— What this task involves —
Isolate every line in the records below with "JSON" in it.

— Task input —
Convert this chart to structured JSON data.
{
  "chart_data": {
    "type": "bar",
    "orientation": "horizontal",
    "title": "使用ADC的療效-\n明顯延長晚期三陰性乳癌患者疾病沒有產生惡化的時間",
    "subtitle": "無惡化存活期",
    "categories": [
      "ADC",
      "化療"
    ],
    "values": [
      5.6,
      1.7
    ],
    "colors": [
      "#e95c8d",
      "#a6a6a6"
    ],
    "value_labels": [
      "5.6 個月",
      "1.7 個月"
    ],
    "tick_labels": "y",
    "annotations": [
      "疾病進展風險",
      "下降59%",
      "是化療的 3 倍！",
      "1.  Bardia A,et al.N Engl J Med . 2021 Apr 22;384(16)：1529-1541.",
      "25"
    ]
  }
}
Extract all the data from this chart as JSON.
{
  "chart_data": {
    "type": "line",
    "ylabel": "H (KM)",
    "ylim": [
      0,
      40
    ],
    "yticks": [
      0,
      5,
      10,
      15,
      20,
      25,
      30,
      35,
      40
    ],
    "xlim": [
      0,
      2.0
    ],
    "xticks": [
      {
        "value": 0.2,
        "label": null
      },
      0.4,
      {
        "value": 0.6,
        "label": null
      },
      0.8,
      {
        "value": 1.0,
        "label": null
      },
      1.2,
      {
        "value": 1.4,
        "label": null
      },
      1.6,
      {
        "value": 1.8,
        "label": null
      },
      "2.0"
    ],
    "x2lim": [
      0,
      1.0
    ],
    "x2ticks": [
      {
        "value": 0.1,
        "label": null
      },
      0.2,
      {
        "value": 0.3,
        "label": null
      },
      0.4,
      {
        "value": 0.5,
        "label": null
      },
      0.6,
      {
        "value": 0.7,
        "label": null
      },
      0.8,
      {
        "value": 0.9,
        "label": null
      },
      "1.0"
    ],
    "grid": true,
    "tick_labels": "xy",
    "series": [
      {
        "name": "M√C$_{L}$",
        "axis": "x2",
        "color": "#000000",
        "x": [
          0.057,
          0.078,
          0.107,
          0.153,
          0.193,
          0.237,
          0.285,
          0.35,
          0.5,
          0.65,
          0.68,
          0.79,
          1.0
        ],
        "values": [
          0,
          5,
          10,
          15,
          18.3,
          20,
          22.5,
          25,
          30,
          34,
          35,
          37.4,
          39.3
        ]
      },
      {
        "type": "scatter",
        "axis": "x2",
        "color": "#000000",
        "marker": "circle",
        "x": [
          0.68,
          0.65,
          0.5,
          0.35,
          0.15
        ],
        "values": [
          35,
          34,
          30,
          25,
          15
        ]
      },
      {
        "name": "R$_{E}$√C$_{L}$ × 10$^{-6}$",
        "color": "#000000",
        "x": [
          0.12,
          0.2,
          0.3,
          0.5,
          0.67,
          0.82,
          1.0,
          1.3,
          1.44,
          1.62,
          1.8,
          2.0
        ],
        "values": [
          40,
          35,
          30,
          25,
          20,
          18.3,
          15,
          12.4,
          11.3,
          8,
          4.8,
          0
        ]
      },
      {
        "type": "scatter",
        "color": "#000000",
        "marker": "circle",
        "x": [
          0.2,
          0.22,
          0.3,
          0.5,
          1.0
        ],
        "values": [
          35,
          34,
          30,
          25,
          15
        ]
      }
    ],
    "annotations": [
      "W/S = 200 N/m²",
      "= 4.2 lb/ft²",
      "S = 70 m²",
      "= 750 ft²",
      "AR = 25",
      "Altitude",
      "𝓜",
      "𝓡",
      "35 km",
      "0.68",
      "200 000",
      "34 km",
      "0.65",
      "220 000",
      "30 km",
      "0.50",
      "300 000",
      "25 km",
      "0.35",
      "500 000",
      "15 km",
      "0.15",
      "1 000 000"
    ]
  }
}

— The reply —
Convert this chart to structured JSON data.
Extract all the data from this chart as JSON.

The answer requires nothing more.